Task directions: Copy out the records in full, word for word, without pictures.

[Figure data in JSON]

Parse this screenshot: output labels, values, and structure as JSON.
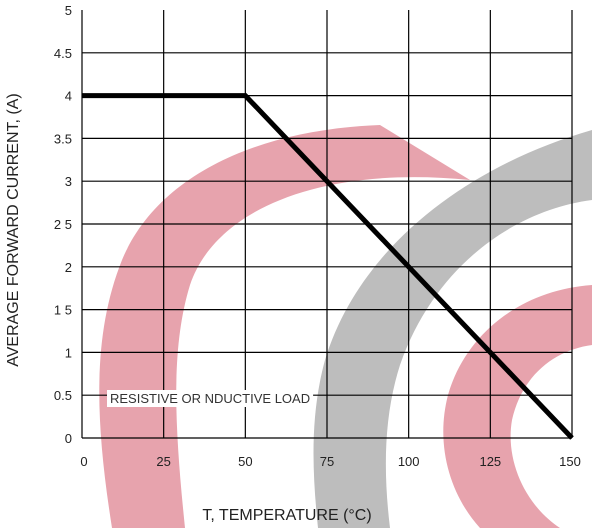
{
  "chart_data": {
    "type": "line",
    "xlabel": "T, TEMPERATURE (°C)",
    "ylabel": "AVERAGE FORWARD CURRENT, (A)",
    "x_ticks": [
      "0",
      "25",
      "50",
      "75",
      "100",
      "125",
      "150"
    ],
    "y_ticks": [
      "0",
      "0.5",
      "1",
      "1 5",
      "2",
      "2 5",
      "3",
      "3.5",
      "4",
      "4.5",
      "5"
    ],
    "xlim": [
      0,
      150
    ],
    "ylim": [
      0,
      5
    ],
    "grid": true,
    "annotation": "RESISTIVE OR  NDUCTIVE LOAD",
    "series": [
      {
        "x": [
          0,
          50,
          150
        ],
        "y": [
          4,
          4,
          0
        ]
      }
    ],
    "colors": {
      "line": "#000000",
      "grid": "#000000",
      "watermark_pink": "#e7a3ad",
      "watermark_gray": "#bdbdbd"
    }
  }
}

Complete response:
Parse this screenshot: output labels, values, and structure as JSON.
{
  "chart_data": {
    "type": "line",
    "xlabel": "T, TEMPERATURE (°C)",
    "ylabel": "AVERAGE FORWARD CURRENT, (A)",
    "x_ticks": [
      "0",
      "25",
      "50",
      "75",
      "100",
      "125",
      "150"
    ],
    "y_ticks": [
      "0",
      "0.5",
      "1",
      "1 5",
      "2",
      "2 5",
      "3",
      "3.5",
      "4",
      "4.5",
      "5"
    ],
    "xlim": [
      0,
      150
    ],
    "ylim": [
      0,
      5
    ],
    "grid": true,
    "annotation": "RESISTIVE OR  NDUCTIVE LOAD",
    "series": [
      {
        "x": [
          0,
          50,
          150
        ],
        "y": [
          4,
          4,
          0
        ]
      }
    ],
    "colors": {
      "line": "#000000",
      "grid": "#000000",
      "watermark_pink": "#e7a3ad",
      "watermark_gray": "#bdbdbd"
    }
  }
}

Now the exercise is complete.